··· Materials provided ···
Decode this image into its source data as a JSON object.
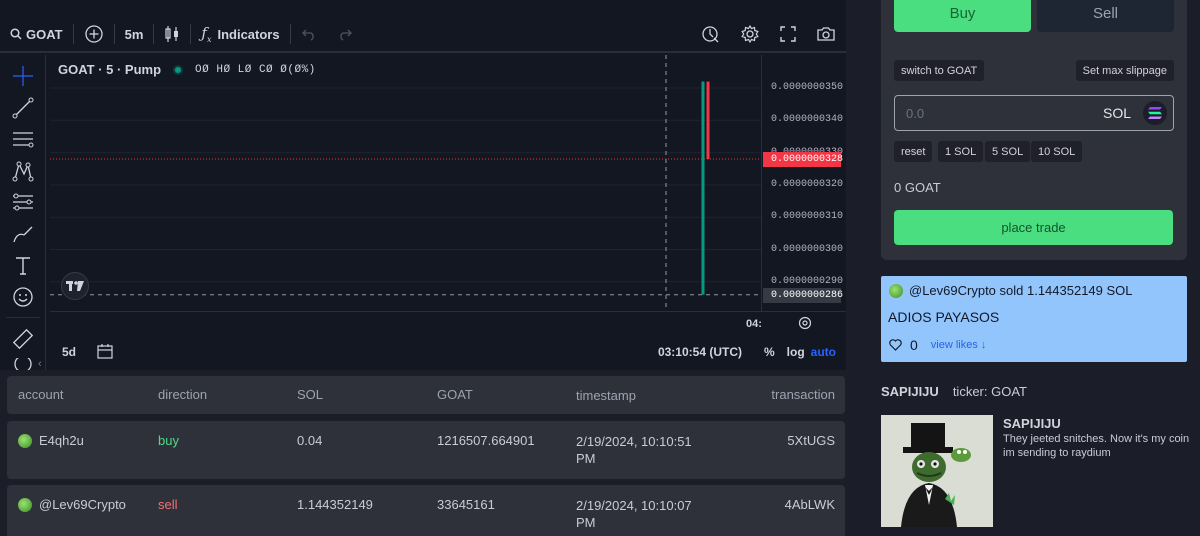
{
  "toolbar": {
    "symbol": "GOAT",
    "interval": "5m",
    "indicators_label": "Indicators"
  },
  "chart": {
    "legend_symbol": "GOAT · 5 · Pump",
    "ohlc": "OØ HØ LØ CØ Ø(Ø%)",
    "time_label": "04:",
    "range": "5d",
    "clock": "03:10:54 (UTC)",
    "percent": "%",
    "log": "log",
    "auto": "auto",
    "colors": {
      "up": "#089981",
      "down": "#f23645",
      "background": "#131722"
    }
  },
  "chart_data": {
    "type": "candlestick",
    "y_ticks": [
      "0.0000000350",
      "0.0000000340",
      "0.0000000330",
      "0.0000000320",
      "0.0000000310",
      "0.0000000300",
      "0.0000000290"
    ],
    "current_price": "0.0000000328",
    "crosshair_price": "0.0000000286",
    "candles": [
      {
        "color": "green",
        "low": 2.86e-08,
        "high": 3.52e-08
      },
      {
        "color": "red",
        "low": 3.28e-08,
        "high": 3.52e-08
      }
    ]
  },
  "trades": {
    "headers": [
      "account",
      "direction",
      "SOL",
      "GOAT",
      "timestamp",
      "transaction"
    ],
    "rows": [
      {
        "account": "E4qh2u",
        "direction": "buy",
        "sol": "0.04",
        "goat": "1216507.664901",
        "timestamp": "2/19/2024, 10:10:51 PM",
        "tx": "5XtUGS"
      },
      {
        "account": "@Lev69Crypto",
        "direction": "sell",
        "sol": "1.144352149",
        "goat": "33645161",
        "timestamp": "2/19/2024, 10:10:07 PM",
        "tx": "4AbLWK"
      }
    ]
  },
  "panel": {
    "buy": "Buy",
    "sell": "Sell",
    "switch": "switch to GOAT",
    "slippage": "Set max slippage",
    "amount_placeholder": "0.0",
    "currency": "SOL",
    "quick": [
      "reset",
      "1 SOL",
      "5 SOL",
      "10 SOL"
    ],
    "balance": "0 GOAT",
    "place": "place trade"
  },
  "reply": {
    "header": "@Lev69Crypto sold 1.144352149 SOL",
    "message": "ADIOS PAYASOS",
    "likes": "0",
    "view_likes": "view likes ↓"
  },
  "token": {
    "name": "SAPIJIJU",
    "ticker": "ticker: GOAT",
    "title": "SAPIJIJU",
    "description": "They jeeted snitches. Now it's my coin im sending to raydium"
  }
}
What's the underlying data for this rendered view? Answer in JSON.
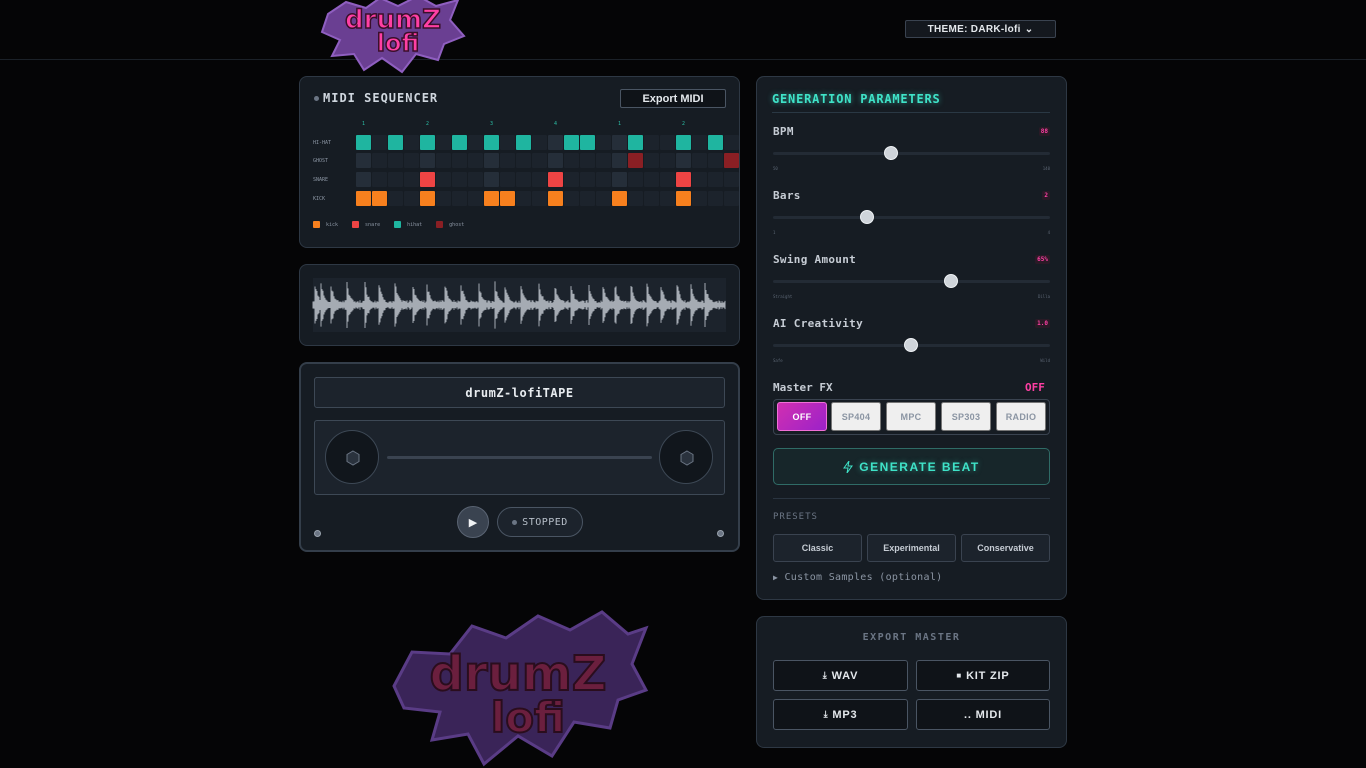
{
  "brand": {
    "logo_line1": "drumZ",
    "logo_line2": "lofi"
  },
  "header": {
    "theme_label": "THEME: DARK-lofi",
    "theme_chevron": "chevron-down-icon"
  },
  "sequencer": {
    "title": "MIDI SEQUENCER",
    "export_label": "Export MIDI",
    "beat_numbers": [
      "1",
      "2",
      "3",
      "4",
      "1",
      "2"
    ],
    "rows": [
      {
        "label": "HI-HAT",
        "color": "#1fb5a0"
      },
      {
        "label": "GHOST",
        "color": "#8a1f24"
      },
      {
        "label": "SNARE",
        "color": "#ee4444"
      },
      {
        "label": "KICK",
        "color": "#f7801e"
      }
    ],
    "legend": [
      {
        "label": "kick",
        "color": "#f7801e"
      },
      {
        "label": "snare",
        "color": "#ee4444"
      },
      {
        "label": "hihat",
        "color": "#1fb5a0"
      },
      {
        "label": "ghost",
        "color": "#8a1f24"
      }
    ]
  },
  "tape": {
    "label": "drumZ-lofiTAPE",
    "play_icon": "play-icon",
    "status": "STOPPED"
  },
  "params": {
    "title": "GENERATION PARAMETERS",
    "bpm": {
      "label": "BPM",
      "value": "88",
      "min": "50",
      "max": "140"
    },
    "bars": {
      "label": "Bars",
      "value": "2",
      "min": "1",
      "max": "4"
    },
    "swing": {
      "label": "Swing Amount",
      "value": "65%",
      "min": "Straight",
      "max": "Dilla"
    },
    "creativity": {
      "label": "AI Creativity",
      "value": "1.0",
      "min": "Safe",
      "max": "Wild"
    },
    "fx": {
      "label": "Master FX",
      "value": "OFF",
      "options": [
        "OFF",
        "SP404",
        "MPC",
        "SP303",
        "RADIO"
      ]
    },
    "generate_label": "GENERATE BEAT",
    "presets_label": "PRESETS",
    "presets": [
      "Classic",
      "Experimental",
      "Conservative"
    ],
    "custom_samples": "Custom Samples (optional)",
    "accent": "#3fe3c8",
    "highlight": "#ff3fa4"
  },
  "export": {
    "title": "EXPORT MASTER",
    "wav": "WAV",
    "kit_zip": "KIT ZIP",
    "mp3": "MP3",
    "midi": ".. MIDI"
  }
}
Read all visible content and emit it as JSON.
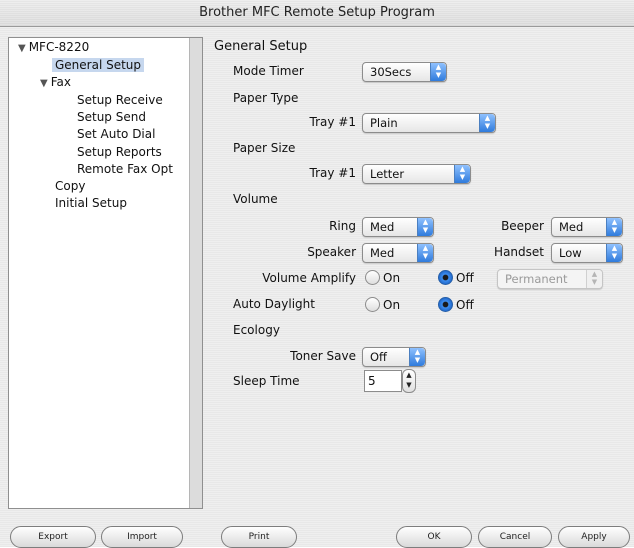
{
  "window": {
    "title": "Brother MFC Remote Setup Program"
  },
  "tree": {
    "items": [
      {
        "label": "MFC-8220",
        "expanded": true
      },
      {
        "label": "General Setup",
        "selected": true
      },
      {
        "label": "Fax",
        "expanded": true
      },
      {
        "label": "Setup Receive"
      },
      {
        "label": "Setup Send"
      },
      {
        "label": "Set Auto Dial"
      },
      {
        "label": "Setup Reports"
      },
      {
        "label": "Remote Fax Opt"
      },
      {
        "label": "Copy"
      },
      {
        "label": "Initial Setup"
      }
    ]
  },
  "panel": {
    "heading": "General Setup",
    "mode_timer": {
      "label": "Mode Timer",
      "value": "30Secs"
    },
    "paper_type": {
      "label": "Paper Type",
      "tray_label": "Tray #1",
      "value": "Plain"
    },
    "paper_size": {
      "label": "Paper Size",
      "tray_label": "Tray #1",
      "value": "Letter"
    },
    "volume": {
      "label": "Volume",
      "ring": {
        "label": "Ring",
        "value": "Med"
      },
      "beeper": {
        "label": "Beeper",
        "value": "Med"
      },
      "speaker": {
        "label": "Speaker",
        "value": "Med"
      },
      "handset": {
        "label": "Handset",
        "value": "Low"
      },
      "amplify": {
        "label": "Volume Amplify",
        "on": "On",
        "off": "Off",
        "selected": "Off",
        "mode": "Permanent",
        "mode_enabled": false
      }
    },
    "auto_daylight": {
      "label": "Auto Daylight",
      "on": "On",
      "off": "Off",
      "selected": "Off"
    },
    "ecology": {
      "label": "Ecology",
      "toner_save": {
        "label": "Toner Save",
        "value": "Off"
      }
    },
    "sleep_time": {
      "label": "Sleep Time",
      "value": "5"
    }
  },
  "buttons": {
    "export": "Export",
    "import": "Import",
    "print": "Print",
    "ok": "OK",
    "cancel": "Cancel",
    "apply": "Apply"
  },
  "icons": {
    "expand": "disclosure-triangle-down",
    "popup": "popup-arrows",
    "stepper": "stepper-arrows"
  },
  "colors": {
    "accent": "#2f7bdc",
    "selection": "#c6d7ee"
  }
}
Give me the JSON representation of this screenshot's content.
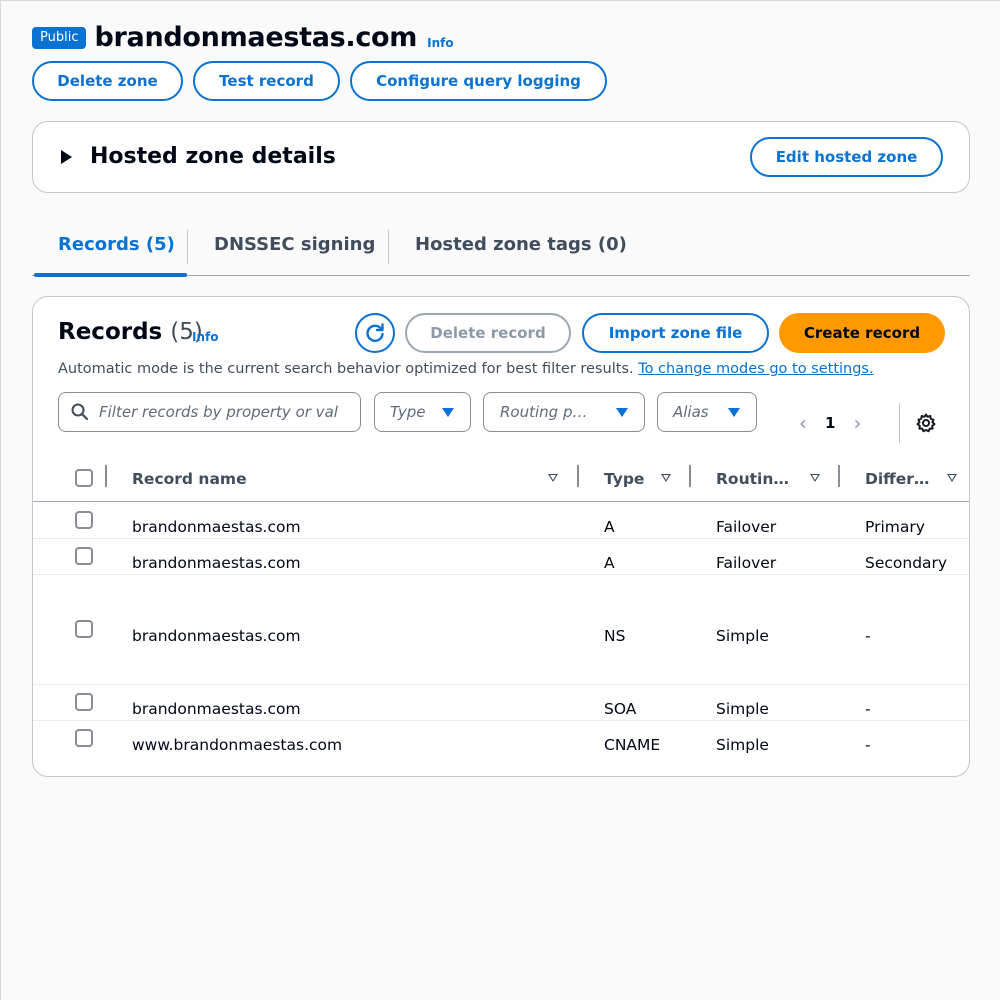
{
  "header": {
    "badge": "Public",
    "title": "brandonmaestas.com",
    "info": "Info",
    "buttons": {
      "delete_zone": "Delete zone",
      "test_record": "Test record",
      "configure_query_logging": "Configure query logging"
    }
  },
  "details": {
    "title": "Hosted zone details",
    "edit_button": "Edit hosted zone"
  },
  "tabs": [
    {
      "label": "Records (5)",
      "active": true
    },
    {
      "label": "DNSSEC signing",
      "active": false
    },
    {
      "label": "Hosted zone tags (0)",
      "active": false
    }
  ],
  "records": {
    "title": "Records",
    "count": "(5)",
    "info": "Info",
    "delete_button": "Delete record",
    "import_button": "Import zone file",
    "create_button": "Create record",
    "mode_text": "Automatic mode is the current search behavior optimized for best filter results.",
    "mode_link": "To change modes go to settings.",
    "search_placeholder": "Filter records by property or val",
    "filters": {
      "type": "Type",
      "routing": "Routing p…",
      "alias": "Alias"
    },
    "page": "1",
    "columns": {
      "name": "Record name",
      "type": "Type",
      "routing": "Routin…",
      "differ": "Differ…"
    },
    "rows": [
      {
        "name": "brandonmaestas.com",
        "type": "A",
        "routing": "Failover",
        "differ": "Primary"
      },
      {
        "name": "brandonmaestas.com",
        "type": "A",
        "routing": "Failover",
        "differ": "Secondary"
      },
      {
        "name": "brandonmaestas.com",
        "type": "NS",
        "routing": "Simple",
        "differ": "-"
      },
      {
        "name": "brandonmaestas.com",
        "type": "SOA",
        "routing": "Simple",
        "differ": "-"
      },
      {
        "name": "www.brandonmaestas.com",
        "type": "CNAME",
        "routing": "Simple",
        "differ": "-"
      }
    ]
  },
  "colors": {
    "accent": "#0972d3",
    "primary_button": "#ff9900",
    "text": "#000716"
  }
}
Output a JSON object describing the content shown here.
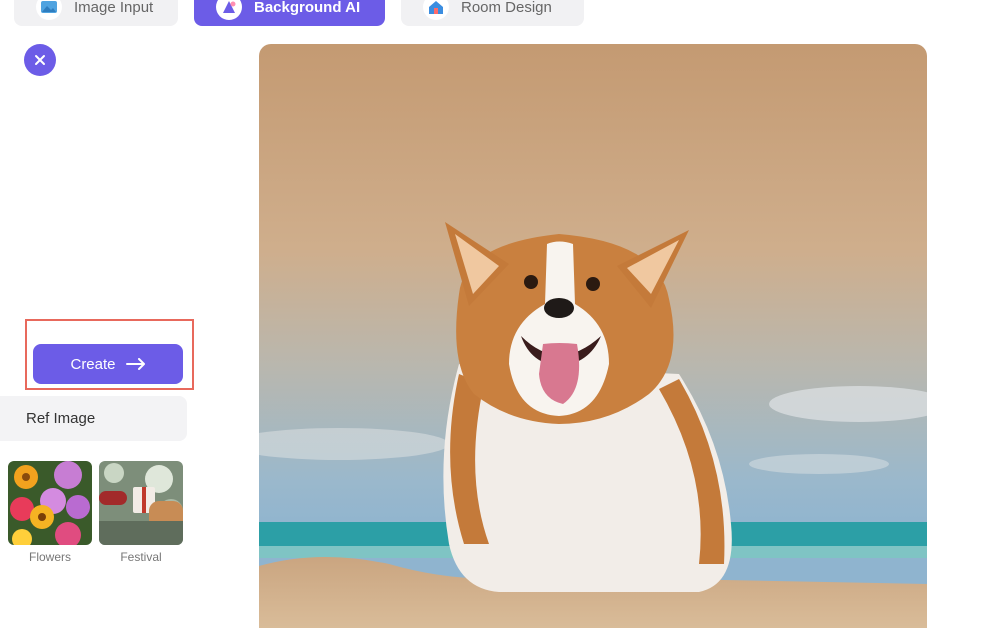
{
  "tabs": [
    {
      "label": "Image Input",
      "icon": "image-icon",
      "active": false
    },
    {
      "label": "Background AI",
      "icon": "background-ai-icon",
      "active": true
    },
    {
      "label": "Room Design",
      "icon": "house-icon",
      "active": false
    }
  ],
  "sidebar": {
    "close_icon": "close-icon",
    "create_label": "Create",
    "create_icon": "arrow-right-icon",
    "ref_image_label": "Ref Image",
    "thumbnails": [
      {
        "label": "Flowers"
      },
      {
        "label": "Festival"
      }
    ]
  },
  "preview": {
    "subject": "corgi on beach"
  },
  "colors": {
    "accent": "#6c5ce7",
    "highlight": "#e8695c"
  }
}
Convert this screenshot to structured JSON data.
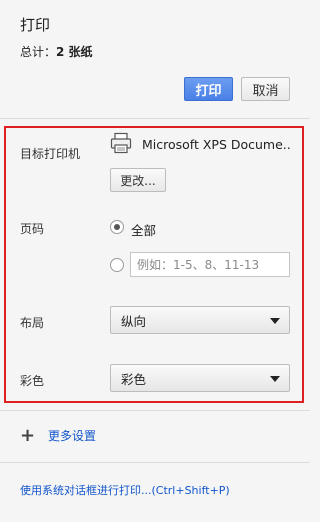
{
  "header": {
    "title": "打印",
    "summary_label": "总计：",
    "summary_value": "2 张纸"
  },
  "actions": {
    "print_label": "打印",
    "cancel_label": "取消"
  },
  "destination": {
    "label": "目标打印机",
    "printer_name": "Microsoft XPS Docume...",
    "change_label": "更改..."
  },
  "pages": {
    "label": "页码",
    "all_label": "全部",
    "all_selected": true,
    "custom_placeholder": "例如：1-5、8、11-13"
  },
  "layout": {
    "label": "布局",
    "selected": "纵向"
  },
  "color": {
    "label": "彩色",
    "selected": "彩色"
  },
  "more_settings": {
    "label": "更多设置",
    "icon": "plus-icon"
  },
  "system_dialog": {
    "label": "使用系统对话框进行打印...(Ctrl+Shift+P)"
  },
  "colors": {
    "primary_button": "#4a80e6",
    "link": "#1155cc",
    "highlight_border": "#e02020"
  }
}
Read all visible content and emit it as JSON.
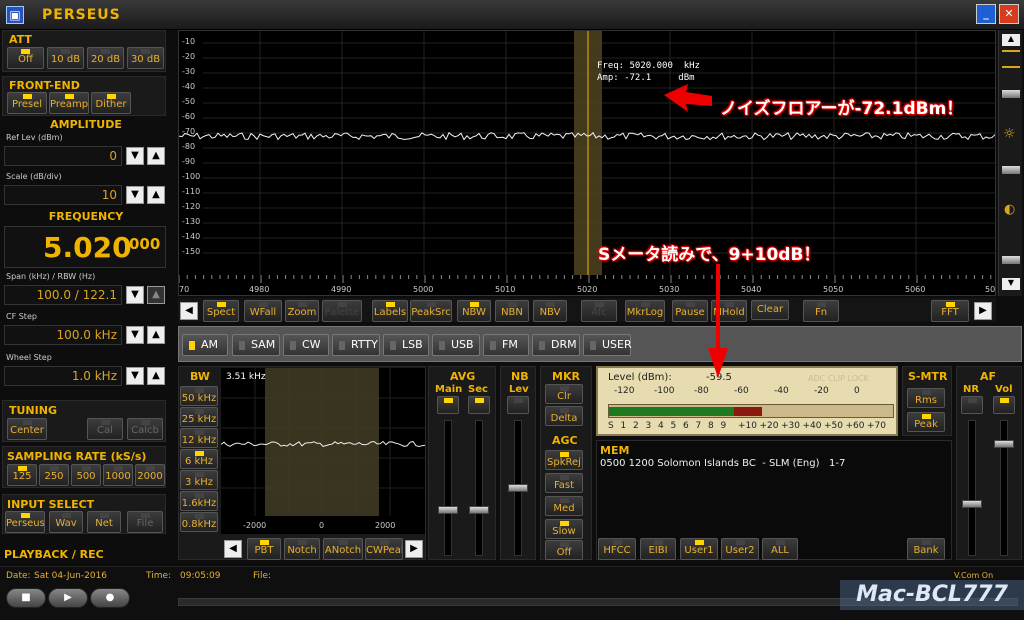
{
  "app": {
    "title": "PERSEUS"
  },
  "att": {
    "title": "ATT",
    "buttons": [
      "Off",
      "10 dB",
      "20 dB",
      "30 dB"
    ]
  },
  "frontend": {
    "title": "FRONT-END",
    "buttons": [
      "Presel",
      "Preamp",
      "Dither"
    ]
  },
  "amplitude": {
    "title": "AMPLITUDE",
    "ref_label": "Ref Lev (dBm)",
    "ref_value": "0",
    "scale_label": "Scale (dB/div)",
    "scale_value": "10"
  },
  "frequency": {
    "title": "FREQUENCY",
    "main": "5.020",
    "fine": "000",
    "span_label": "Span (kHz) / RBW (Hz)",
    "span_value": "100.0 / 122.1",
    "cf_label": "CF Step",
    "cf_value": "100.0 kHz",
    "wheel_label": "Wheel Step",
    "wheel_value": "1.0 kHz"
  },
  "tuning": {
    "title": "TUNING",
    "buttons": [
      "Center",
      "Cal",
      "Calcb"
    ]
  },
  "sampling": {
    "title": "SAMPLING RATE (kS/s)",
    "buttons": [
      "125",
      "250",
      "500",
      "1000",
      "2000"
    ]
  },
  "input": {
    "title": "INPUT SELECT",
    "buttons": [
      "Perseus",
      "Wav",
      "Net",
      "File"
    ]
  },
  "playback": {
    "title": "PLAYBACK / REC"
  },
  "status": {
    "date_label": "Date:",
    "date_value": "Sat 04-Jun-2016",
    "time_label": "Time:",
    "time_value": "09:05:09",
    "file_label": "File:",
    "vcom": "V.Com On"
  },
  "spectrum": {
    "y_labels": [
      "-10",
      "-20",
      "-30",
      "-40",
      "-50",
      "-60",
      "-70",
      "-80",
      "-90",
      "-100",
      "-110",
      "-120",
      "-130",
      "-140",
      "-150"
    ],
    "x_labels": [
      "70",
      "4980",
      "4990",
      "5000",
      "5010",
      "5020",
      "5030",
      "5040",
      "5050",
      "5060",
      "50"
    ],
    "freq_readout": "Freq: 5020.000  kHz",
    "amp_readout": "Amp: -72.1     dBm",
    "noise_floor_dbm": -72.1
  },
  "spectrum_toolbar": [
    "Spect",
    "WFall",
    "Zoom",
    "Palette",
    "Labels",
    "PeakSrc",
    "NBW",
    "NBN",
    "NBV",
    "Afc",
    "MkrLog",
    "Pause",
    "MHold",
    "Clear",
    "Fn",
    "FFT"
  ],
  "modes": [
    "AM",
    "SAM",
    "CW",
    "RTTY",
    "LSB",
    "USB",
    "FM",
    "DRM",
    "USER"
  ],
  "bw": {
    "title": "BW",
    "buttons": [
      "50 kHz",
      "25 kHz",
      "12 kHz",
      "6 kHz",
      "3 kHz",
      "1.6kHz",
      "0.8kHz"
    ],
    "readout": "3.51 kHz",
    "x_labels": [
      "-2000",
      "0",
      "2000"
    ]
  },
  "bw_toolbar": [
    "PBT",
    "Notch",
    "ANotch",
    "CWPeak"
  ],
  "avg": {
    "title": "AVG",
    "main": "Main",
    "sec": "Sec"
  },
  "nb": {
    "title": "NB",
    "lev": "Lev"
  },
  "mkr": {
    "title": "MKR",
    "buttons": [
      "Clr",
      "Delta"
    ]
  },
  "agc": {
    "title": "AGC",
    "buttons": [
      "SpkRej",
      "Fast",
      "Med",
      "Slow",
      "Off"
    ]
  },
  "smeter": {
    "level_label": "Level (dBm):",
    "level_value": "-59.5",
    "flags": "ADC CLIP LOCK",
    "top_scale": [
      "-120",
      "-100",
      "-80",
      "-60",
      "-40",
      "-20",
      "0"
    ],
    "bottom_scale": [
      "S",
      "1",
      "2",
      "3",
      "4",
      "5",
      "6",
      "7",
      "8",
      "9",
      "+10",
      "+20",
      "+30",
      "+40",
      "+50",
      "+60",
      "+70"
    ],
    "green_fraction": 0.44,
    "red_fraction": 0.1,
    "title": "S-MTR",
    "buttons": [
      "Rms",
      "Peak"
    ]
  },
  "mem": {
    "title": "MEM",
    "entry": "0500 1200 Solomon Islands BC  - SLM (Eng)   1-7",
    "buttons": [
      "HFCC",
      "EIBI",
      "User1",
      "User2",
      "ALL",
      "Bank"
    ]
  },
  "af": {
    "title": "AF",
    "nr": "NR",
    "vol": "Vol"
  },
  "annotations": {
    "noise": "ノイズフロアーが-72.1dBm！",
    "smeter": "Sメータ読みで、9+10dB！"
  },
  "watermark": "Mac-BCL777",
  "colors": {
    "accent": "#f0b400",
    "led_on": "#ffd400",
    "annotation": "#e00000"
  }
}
···
- To be done -
Make a list of all lines in the data that contain "account".

- Response to the exercise -
      "account",
        "account": "E4qh2u",
        "account": "@Lev69Crypto",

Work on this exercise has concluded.